__STATED PROBLEM__
Look through the data below and say how many of its lines contain "Calendars", adding nothing else.

__THE RECORDS__

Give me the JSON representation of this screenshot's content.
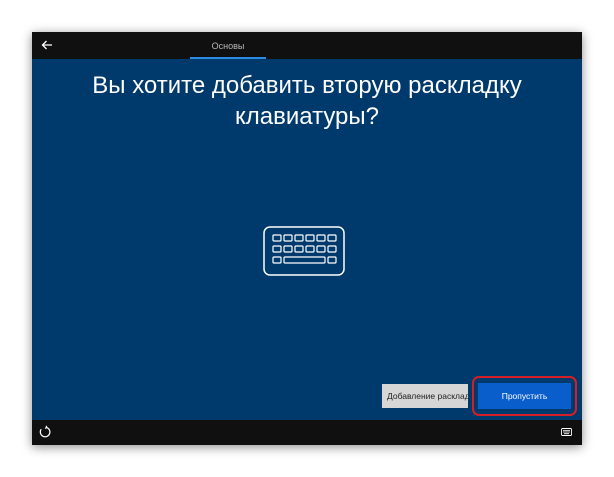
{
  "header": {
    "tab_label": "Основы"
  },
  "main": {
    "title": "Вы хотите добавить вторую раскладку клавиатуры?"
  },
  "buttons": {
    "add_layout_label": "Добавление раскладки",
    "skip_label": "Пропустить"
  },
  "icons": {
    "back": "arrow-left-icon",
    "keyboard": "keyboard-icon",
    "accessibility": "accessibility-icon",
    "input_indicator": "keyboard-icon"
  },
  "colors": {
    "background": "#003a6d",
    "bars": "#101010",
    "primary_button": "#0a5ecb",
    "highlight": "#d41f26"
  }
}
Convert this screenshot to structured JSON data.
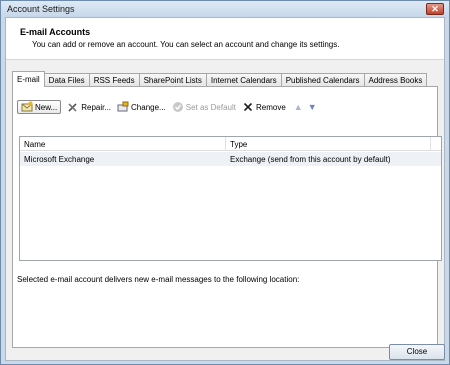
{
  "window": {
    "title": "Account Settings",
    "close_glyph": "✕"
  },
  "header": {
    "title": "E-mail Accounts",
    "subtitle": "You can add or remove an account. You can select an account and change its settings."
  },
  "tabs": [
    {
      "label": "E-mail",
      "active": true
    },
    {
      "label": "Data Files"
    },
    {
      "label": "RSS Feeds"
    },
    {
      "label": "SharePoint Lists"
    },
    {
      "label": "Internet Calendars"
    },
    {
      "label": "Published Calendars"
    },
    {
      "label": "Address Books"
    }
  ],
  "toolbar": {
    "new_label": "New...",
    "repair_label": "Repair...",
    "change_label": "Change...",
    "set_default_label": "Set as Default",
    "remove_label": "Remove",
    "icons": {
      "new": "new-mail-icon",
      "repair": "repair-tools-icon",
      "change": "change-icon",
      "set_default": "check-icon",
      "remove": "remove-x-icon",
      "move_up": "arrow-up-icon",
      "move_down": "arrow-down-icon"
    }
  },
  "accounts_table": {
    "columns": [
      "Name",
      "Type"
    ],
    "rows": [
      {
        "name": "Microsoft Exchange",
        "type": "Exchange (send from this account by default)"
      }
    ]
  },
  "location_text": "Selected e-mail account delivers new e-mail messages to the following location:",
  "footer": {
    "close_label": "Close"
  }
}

---

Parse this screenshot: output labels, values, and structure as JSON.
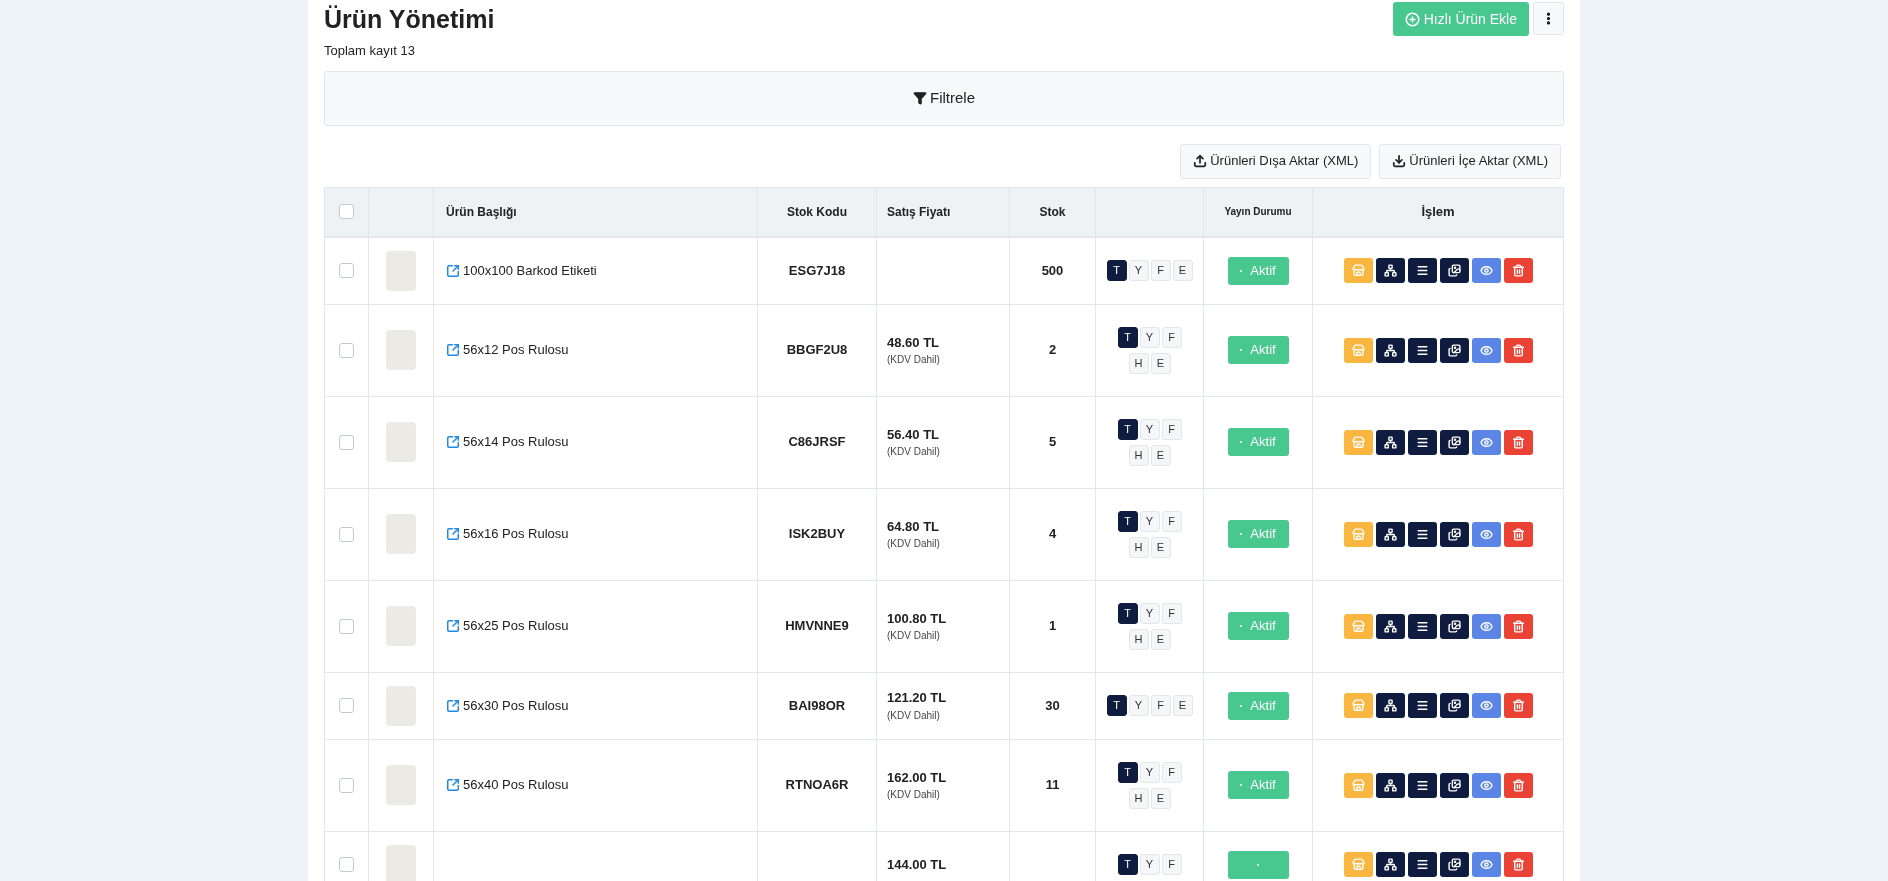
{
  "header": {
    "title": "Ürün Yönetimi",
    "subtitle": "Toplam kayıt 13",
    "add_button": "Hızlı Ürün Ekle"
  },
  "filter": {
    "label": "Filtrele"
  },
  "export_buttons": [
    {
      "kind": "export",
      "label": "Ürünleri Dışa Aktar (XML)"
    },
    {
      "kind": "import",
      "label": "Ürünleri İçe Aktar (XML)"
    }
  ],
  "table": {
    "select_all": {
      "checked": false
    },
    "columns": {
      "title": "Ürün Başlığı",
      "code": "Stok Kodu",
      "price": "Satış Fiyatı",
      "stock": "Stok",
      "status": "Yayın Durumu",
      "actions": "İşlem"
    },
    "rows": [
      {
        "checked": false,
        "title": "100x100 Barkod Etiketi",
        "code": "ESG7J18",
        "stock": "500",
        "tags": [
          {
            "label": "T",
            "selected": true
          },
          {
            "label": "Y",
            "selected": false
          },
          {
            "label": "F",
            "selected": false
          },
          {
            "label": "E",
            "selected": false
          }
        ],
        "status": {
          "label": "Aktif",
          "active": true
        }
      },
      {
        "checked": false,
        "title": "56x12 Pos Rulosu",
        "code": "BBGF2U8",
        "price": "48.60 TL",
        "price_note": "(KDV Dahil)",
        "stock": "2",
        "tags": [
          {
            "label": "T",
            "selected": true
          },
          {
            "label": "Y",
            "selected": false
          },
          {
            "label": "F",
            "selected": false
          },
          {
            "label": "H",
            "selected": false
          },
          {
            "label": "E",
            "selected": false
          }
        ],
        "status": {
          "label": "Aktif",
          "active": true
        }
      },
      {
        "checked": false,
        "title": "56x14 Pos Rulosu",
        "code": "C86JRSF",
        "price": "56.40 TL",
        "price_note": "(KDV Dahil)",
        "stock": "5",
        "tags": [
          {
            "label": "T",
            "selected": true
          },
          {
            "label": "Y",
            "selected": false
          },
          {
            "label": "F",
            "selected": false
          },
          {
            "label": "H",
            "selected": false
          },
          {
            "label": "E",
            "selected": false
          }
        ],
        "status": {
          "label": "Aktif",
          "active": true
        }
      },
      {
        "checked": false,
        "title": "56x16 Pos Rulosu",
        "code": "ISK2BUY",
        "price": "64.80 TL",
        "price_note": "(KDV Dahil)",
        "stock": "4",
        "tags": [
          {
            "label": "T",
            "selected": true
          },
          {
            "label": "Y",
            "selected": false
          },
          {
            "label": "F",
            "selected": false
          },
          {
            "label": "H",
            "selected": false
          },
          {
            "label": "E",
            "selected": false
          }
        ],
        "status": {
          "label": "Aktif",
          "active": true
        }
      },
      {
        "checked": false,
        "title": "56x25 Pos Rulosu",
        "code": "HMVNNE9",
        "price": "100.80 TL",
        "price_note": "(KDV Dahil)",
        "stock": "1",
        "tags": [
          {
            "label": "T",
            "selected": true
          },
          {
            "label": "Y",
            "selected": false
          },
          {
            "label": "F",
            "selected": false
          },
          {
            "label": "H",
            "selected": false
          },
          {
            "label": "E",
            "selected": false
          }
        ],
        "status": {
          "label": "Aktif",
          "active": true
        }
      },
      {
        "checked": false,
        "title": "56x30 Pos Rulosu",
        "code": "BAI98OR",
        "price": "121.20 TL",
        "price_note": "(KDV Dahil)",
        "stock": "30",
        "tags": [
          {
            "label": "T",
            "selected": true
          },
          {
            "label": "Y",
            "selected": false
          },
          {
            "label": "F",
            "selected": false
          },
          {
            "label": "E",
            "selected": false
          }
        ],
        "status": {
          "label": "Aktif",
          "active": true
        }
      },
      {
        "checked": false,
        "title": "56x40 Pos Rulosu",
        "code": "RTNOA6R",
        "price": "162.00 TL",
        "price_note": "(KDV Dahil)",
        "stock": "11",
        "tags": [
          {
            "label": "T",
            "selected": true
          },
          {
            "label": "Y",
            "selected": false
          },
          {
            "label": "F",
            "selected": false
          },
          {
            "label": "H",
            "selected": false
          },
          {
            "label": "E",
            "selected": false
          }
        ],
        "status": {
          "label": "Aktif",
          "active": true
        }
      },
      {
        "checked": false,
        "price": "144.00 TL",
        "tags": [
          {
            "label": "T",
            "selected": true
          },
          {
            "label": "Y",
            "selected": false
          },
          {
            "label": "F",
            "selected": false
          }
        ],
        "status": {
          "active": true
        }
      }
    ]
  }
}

__SOLUTION FOR THIS TASK__
2